→ **EXERCISE GOAL**:
Search the data for the string "Cara" and gather each line it is in.

→ **MATERIAL FOR THIS TASK**:

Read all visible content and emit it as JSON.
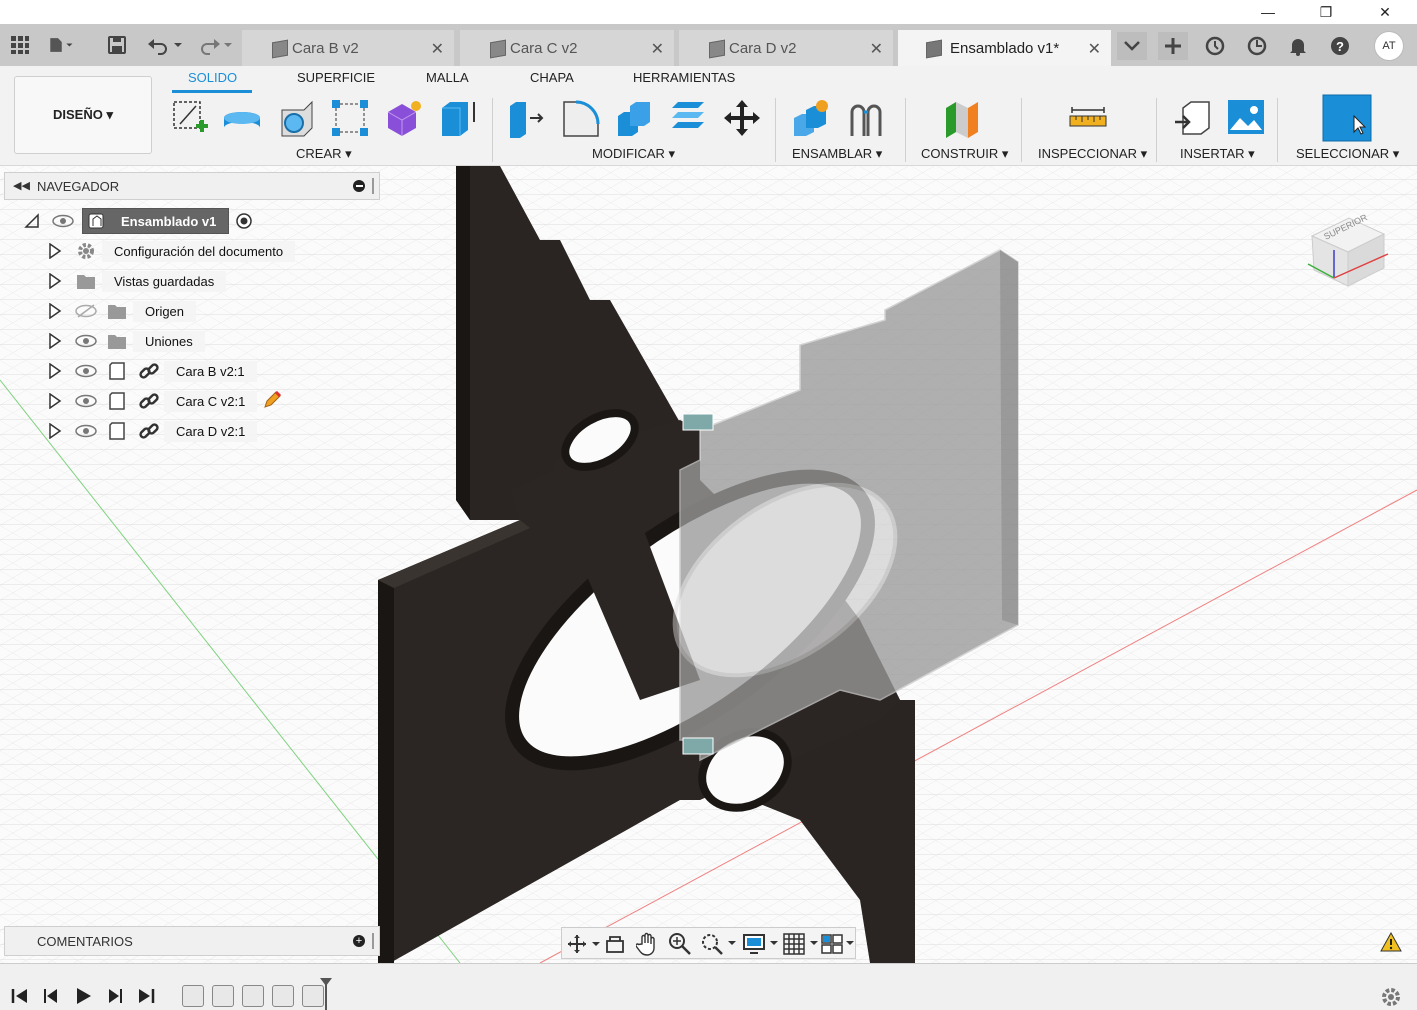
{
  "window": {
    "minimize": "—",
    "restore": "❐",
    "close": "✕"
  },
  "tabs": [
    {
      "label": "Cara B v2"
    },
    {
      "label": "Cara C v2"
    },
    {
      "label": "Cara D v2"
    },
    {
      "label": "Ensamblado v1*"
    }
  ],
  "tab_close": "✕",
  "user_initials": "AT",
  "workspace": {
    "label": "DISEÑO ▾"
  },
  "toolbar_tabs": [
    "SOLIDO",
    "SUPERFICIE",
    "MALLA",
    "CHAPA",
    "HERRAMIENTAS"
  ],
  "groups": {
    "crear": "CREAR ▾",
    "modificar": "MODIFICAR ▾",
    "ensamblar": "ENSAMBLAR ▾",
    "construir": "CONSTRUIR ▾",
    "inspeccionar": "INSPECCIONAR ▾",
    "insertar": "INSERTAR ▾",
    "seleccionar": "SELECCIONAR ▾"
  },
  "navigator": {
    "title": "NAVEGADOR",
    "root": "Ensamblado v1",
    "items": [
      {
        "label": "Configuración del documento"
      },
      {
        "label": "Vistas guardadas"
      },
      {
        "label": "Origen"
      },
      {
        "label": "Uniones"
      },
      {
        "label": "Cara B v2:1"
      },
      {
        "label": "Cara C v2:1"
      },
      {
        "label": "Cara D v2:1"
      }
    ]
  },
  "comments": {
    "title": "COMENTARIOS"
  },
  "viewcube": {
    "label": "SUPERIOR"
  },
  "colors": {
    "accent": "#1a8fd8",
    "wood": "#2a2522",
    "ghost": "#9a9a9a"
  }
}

→ **SOLUTION TO THIS PROBLEM**:
      "label": "Cara B v2"
      "label": "Cara C v2"
      "label": "Cara D v2"
        "label": "Cara B v2:1"
        "label": "Cara C v2:1"
        "label": "Cara D v2:1"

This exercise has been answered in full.